◆ **Records for this task**:
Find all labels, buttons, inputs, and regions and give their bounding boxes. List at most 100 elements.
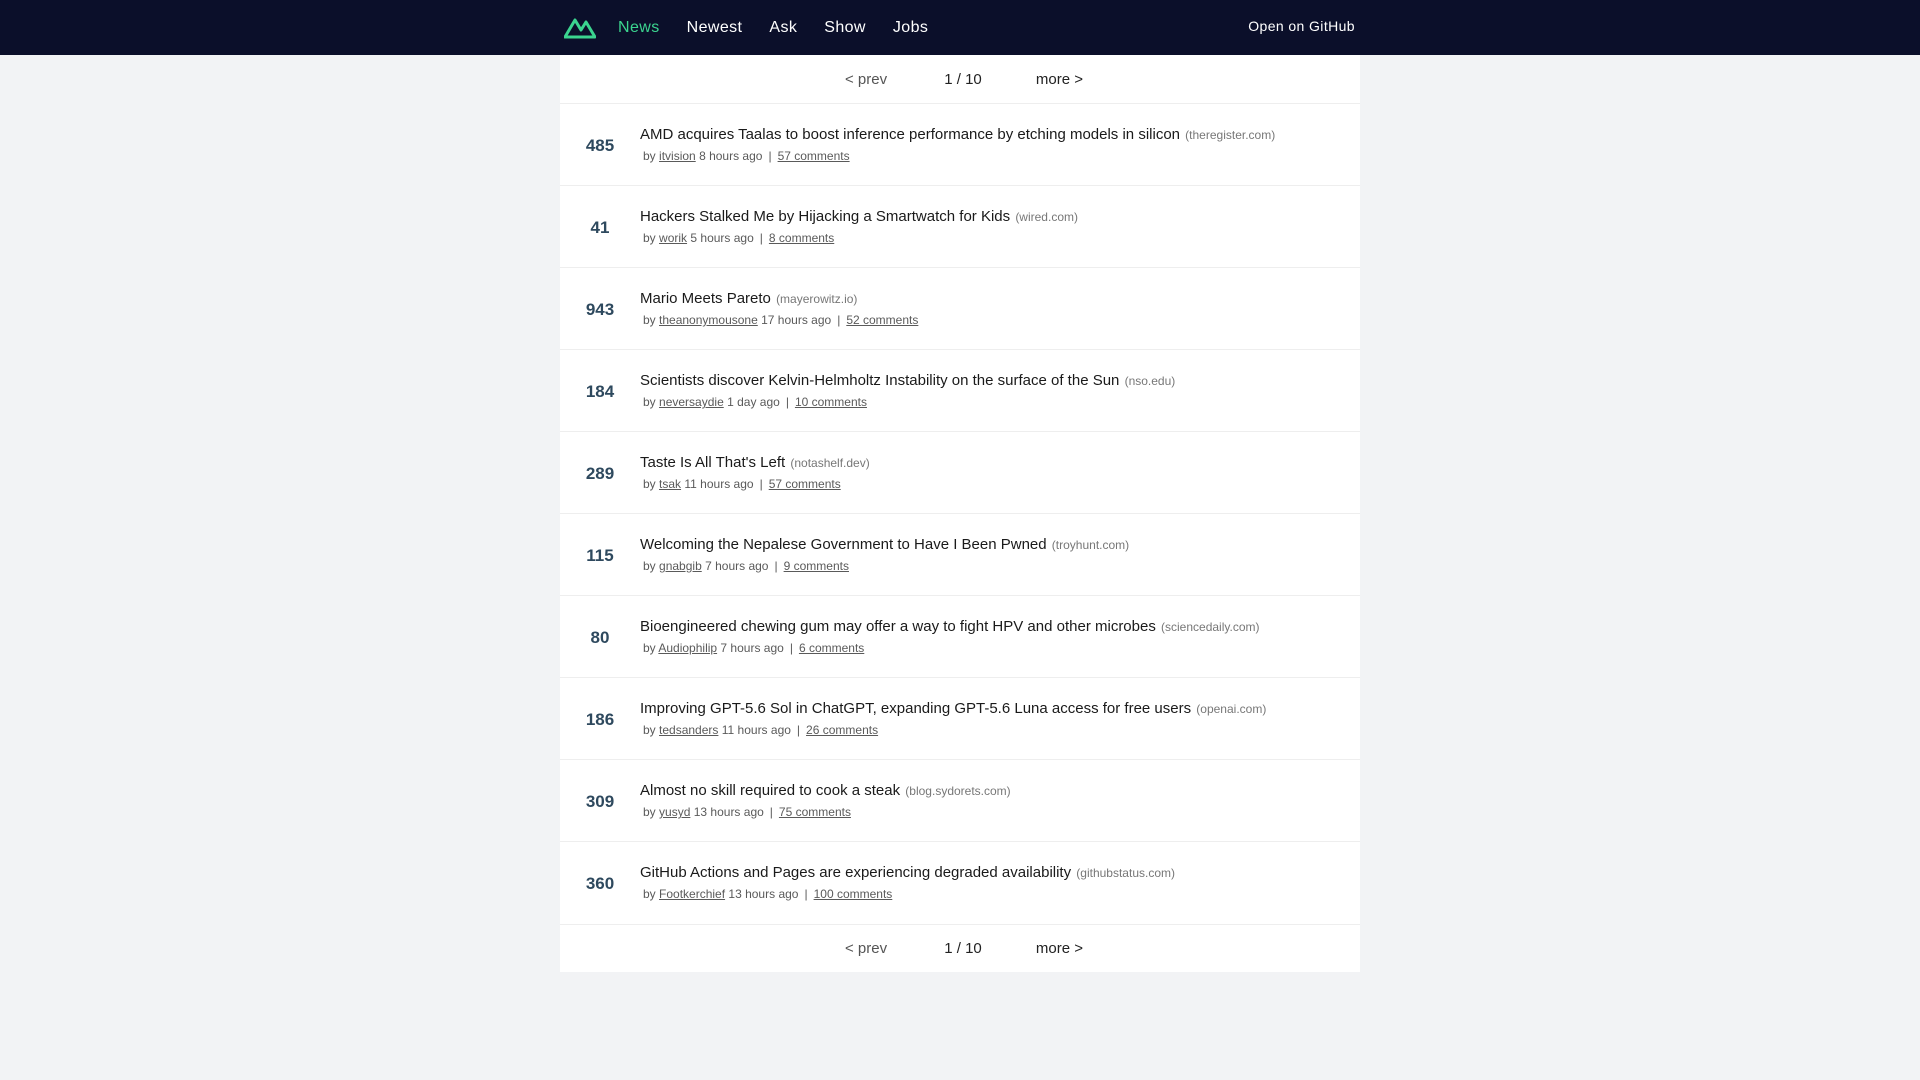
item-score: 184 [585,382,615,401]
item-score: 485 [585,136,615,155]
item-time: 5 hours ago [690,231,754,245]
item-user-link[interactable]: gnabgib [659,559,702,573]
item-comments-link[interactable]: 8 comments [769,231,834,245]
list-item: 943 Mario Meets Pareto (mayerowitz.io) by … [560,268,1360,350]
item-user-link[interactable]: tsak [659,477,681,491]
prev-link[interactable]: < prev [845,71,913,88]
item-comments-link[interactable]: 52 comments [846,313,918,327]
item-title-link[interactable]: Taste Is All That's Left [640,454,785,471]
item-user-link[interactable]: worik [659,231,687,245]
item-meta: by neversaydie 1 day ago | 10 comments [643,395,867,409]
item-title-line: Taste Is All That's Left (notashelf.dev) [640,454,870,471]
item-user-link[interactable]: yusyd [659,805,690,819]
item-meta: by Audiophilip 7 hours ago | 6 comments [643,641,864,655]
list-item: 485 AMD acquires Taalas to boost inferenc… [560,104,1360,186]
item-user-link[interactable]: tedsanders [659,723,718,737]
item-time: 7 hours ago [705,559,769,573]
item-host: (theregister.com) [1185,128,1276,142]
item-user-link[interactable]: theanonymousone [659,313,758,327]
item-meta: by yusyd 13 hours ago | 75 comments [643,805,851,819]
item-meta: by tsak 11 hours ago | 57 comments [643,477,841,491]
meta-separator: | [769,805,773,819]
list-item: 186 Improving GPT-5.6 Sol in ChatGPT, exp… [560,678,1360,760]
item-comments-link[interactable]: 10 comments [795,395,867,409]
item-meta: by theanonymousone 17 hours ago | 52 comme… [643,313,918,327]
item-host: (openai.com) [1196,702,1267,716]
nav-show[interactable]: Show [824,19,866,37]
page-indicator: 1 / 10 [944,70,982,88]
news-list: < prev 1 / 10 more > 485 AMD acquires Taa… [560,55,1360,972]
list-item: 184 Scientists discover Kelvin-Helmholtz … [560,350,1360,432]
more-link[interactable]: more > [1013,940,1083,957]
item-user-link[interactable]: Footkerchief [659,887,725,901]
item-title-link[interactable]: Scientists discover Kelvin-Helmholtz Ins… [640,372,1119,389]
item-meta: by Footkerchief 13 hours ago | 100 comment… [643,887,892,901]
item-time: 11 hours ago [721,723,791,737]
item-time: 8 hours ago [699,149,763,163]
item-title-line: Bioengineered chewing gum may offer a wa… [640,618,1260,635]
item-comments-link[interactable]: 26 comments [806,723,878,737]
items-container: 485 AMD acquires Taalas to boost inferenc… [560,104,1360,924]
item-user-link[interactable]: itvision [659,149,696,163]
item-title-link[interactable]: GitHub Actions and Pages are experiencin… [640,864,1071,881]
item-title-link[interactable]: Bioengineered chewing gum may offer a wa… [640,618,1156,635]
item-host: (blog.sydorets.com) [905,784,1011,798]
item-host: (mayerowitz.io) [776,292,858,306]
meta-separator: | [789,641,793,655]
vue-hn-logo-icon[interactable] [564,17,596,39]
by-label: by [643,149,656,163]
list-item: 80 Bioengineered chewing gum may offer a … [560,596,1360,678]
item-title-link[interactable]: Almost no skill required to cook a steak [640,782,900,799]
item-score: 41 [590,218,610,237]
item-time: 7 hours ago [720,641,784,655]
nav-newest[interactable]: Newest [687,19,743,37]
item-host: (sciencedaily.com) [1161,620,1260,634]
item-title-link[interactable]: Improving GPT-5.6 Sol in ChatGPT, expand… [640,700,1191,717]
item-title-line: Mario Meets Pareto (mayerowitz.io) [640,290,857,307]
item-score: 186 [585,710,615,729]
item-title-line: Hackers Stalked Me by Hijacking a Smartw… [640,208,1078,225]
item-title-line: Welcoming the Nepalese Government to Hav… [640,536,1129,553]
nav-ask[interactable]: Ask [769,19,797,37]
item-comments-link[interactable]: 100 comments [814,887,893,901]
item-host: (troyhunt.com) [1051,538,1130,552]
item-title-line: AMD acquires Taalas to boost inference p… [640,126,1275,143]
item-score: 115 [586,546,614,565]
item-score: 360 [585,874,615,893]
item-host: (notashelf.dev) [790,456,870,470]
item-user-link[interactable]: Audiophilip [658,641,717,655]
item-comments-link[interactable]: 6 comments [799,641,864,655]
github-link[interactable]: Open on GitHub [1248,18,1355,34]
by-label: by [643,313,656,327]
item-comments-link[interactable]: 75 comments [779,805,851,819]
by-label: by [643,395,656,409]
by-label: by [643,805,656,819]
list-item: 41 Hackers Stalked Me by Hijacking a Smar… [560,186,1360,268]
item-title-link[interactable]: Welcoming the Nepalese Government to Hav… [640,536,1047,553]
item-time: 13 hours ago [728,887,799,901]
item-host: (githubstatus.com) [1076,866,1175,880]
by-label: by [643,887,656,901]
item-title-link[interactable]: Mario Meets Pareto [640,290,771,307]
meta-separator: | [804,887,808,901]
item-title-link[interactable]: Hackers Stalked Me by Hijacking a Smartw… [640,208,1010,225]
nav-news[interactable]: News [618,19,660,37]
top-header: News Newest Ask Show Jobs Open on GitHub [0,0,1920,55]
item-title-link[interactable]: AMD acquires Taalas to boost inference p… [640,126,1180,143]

◆ **Challenge**: Extract every line of the records above verbatim, omitting the pictures.

◆ **Solution for this problem**:
Find all labels, buttons, inputs, and regions and give their bounding boxes. List at most 100 elements.
item-score: 184 [585,382,615,401]
item-score: 485 [585,136,615,155]
item-time: 5 hours ago [690,231,754,245]
item-user-link[interactable]: gnabgib [659,559,702,573]
item-comments-link[interactable]: 8 comments [769,231,834,245]
list-item: 943 Mario Meets Pareto (mayerowitz.io) by … [560,268,1360,350]
item-user-link[interactable]: tsak [659,477,681,491]
prev-link[interactable]: < prev [845,71,913,88]
item-comments-link[interactable]: 52 comments [846,313,918,327]
item-title-link[interactable]: Taste Is All That's Left [640,454,785,471]
item-user-link[interactable]: worik [659,231,687,245]
item-meta: by neversaydie 1 day ago | 10 comments [643,395,867,409]
item-title-line: Taste Is All That's Left (notashelf.dev) [640,454,870,471]
item-user-link[interactable]: yusyd [659,805,690,819]
item-meta: by Audiophilip 7 hours ago | 6 comments [643,641,864,655]
list-item: 485 AMD acquires Taalas to boost inferenc… [560,104,1360,186]
item-user-link[interactable]: tedsanders [659,723,718,737]
item-time: 7 hours ago [705,559,769,573]
item-host: (theregister.com) [1185,128,1276,142]
item-user-link[interactable]: theanonymousone [659,313,758,327]
item-meta: by yusyd 13 hours ago | 75 comments [643,805,851,819]
item-meta: by tsak 11 hours ago | 57 comments [643,477,841,491]
meta-separator: | [769,805,773,819]
list-item: 186 Improving GPT-5.6 Sol in ChatGPT, exp… [560,678,1360,760]
item-comments-link[interactable]: 10 comments [795,395,867,409]
item-meta: by theanonymousone 17 hours ago | 52 comme… [643,313,918,327]
item-host: (openai.com) [1196,702,1267,716]
nav-show[interactable]: Show [824,19,866,37]
page-indicator: 1 / 10 [944,70,982,88]
news-list: < prev 1 / 10 more > 485 AMD acquires Taa… [560,55,1360,972]
list-item: 184 Scientists discover Kelvin-Helmholtz … [560,350,1360,432]
more-link[interactable]: more > [1013,940,1083,957]
item-user-link[interactable]: Footkerchief [659,887,725,901]
item-title-link[interactable]: Scientists discover Kelvin-Helmholtz Ins… [640,372,1119,389]
item-meta: by Footkerchief 13 hours ago | 100 comment… [643,887,892,901]
item-time: 11 hours ago [721,723,791,737]
item-time: 8 hours ago [699,149,763,163]
item-title-line: Bioengineered chewing gum may offer a wa… [640,618,1260,635]
item-comments-link[interactable]: 26 comments [806,723,878,737]
items-container: 485 AMD acquires Taalas to boost inferenc… [560,104,1360,924]
item-user-link[interactable]: itvision [659,149,696,163]
item-title-link[interactable]: GitHub Actions and Pages are experiencin… [640,864,1071,881]
item-title-link[interactable]: Bioengineered chewing gum may offer a wa… [640,618,1156,635]
item-host: (blog.sydorets.com) [905,784,1011,798]
item-host: (mayerowitz.io) [776,292,858,306]
meta-separator: | [789,641,793,655]
vue-hn-logo-icon[interactable] [564,17,596,39]
by-label: by [643,149,656,163]
list-item: 80 Bioengineered chewing gum may offer a … [560,596,1360,678]
item-title-link[interactable]: Almost no skill required to cook a steak [640,782,900,799]
item-score: 41 [590,218,610,237]
item-time: 7 hours ago [720,641,784,655]
nav-newest[interactable]: Newest [687,19,743,37]
item-host: (sciencedaily.com) [1161,620,1260,634]
item-title-link[interactable]: Improving GPT-5.6 Sol in ChatGPT, expand… [640,700,1191,717]
item-title-line: Mario Meets Pareto (mayerowitz.io) [640,290,857,307]
item-score: 186 [585,710,615,729]
item-title-line: Hackers Stalked Me by Hijacking a Smartw… [640,208,1078,225]
item-title-line: Welcoming the Nepalese Government to Hav… [640,536,1129,553]
nav-ask[interactable]: Ask [769,19,797,37]
item-comments-link[interactable]: 100 comments [814,887,893,901]
item-host: (troyhunt.com) [1051,538,1130,552]
item-title-line: AMD acquires Taalas to boost inference p… [640,126,1275,143]
item-score: 115 [586,546,614,565]
item-score: 360 [585,874,615,893]
item-host: (notashelf.dev) [790,456,870,470]
item-user-link[interactable]: Audiophilip [658,641,717,655]
item-comments-link[interactable]: 6 comments [799,641,864,655]
github-link[interactable]: Open on GitHub [1248,18,1355,34]
by-label: by [643,313,656,327]
item-comments-link[interactable]: 75 comments [779,805,851,819]
by-label: by [643,395,656,409]
by-label: by [643,805,656,819]
list-item: 41 Hackers Stalked Me by Hijacking a Smar… [560,186,1360,268]
item-title-link[interactable]: Welcoming the Nepalese Government to Hav… [640,536,1047,553]
item-time: 13 hours ago [728,887,799,901]
item-host: (githubstatus.com) [1076,866,1175,880]
by-label: by [643,887,656,901]
item-title-link[interactable]: Mario Meets Pareto [640,290,771,307]
meta-separator: | [804,887,808,901]
item-title-link[interactable]: Hackers Stalked Me by Hijacking a Smartw… [640,208,1010,225]
nav-news[interactable]: News [618,19,660,37]
top-header: News Newest Ask Show Jobs Open on GitHub [0,0,1920,55]
item-title-link[interactable]: AMD acquires Taalas to boost inference p… [640,126,1180,143]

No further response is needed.